*Written request*. From the listing below, pick out each line with the word "mitjana".

*Data shown*.
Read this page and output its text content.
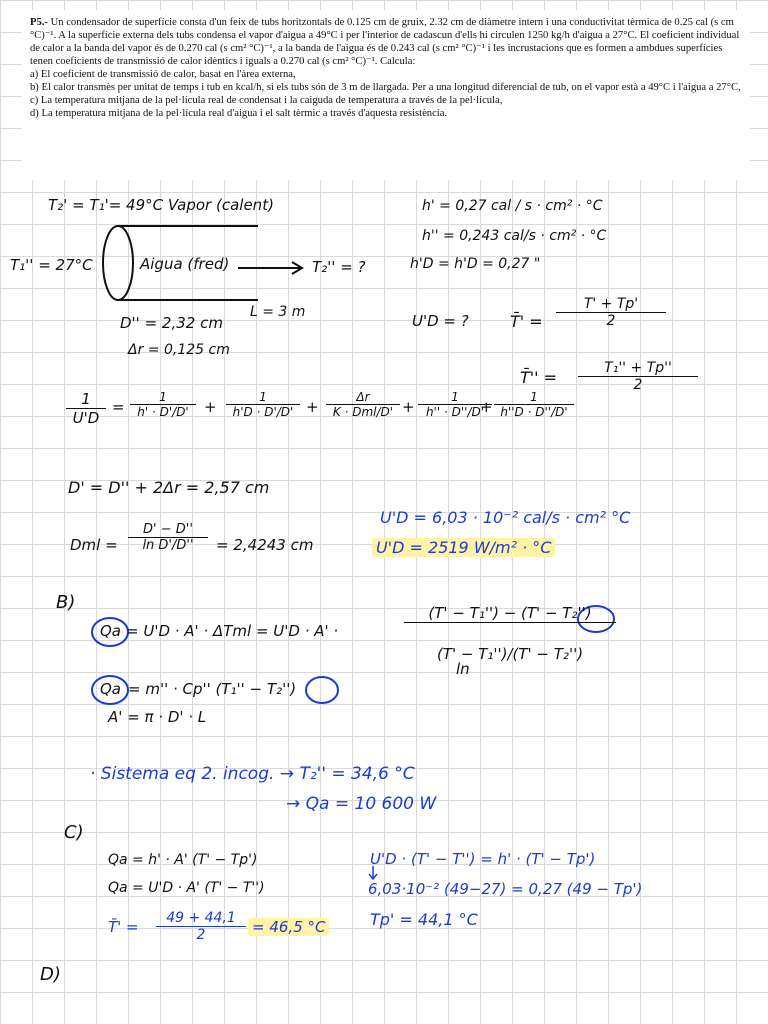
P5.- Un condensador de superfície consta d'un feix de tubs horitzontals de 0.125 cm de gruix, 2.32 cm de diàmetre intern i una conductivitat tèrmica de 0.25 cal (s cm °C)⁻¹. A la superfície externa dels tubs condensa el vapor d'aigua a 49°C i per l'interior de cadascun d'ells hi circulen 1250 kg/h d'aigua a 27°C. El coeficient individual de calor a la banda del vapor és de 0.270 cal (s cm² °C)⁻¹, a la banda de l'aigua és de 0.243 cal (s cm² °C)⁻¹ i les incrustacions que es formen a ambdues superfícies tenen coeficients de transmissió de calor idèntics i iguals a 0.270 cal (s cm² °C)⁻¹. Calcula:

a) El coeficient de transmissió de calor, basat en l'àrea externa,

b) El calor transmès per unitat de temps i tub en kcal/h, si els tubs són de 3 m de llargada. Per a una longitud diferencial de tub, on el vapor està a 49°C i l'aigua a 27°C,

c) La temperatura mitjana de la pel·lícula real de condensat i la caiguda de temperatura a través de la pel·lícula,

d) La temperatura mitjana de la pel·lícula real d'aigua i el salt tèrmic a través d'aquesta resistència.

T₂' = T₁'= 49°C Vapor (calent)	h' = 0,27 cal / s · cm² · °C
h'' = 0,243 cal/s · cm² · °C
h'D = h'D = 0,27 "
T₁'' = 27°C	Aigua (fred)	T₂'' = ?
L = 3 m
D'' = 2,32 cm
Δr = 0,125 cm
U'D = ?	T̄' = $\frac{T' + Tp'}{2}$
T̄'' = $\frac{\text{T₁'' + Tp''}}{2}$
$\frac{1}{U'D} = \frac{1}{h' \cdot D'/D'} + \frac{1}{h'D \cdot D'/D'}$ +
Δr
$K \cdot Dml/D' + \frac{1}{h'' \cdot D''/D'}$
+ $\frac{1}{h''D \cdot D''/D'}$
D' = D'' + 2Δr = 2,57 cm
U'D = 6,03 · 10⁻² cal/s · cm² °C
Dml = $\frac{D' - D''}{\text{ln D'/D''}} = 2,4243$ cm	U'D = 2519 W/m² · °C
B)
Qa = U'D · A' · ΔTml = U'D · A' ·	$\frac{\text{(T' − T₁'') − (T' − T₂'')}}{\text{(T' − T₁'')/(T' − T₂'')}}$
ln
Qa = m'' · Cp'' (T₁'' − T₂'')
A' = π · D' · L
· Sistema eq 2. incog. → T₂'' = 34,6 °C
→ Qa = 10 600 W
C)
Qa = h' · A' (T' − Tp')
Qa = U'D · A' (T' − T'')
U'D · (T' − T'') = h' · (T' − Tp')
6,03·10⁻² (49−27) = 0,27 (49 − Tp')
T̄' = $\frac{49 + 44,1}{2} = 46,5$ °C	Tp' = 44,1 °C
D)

==

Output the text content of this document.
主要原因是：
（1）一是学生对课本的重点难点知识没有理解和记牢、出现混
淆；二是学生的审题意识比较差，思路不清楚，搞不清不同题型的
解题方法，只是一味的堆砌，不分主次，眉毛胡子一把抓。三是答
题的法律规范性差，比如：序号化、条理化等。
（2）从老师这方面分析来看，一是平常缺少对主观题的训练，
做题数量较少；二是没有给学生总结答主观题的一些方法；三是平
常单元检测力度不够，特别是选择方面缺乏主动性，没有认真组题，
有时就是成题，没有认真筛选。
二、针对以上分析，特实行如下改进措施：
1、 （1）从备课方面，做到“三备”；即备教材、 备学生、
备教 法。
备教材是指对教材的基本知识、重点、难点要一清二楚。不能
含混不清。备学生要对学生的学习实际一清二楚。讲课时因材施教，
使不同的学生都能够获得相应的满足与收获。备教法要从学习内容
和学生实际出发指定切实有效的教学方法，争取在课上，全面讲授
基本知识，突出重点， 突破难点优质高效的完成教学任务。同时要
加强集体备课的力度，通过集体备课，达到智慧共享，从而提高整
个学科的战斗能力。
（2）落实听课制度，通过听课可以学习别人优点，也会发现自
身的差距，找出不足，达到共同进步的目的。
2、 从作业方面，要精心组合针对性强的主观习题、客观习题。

*Task output*.
c) La temperatura mitjana de la pel·lícula real de condensat i la caiguda de temperatura a través de la pel·lícula,
d) La temperatura mitjana de la pel·lícula real d'aigua i el salt tèrmic a través d'aquesta resistència.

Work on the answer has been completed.